Data to use:
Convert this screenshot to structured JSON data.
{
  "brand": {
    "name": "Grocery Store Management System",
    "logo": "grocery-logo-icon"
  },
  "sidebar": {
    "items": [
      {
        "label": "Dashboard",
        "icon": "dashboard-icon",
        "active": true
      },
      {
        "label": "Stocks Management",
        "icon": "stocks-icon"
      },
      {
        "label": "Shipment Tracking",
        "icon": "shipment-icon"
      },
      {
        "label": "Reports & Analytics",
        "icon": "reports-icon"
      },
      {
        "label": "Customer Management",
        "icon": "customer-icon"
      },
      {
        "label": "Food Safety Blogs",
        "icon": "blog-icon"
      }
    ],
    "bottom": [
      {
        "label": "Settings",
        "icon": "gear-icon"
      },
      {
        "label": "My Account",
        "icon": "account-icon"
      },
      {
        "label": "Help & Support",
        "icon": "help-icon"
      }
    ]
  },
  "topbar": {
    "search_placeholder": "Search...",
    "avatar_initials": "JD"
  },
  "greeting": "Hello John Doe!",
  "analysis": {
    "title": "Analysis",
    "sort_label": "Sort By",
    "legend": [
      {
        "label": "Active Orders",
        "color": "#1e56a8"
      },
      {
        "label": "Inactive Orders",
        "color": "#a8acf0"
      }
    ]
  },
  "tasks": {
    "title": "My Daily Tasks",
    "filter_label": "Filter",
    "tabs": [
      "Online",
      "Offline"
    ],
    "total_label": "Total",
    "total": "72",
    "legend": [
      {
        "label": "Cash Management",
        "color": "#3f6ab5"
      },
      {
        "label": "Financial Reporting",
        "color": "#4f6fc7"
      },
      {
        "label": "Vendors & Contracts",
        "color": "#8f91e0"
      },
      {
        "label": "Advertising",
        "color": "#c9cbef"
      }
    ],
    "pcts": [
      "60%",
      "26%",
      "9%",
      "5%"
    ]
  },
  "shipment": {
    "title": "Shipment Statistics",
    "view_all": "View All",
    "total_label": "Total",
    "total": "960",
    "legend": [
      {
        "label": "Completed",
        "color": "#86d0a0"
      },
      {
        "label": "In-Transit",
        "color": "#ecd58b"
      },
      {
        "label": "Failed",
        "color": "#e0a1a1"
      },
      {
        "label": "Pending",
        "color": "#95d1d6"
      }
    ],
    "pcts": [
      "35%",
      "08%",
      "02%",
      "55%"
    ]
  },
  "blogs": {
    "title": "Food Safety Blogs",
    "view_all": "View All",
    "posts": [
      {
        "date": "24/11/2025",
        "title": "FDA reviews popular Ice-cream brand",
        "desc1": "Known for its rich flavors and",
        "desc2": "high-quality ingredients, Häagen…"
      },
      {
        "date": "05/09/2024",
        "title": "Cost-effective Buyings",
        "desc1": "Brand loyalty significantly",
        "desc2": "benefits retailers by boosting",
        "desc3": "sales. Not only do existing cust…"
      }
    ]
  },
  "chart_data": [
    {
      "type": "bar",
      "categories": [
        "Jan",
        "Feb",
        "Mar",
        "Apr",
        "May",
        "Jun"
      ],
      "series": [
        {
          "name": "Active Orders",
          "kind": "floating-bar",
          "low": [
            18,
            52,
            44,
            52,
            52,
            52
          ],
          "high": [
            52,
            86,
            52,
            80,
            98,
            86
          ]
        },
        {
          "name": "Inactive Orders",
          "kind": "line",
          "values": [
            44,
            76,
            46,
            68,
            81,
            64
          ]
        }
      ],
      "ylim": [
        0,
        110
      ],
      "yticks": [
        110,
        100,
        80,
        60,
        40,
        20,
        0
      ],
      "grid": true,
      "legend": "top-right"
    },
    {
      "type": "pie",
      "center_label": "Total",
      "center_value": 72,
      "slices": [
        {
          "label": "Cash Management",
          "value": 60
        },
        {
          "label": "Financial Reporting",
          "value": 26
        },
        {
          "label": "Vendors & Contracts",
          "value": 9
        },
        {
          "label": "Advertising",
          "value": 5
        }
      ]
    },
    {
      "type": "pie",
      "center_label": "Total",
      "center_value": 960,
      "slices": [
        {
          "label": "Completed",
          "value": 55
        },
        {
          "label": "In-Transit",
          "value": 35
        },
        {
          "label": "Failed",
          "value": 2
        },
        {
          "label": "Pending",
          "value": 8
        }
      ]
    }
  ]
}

Instructions for the task: Count the lines in the records above that contain the word "Cash", and give only that number.

Task output: 2